◆ TASK TO CARRY OUT: Identify each line containing the word "performance" and copy it.

◆ DATASET EXCERPTS:
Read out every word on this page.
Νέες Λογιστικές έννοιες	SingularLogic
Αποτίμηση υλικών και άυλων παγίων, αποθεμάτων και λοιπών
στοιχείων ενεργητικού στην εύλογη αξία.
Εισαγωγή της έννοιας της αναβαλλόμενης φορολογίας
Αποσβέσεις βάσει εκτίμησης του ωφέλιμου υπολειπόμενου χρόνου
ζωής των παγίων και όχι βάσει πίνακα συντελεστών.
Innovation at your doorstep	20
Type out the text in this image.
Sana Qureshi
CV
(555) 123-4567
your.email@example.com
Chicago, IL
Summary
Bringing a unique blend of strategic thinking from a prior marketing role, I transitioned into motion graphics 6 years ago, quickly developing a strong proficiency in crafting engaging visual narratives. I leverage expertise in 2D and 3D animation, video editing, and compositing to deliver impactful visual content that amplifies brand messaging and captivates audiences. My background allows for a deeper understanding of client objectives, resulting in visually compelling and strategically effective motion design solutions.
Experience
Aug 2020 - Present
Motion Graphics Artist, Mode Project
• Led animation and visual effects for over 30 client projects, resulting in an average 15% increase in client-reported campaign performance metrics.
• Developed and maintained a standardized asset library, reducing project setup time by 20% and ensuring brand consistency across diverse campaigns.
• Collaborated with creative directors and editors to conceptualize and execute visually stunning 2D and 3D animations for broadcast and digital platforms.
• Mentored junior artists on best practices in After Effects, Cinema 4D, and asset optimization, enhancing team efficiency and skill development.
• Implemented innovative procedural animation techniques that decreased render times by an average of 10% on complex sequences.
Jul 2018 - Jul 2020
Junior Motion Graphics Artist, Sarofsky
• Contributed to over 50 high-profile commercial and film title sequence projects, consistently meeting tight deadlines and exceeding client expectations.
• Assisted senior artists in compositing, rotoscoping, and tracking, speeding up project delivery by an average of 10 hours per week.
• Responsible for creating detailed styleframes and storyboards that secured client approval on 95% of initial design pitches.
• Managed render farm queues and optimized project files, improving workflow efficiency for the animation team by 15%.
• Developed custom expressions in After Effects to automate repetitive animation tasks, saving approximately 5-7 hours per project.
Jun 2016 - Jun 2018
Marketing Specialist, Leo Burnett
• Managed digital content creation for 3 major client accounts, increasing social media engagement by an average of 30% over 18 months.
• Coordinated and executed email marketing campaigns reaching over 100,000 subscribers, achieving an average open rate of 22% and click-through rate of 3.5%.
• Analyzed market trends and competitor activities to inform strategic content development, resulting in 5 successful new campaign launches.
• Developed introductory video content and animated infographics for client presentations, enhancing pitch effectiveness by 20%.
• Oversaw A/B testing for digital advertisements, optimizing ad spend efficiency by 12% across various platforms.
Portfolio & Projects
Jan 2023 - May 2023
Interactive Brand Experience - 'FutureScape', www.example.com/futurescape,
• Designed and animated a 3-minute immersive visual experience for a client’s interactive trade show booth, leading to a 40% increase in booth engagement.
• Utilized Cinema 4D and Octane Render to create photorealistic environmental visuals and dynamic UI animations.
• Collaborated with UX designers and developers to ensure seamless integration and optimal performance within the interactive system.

◆ ANSWER TO THIS TASK:
• Led animation and visual effects for over 30 client projects, resulting in an average 15% increase in client-reported campaign performance metrics.
• Collaborated with UX designers and developers to ensure seamless integration and optimal performance within the interactive system.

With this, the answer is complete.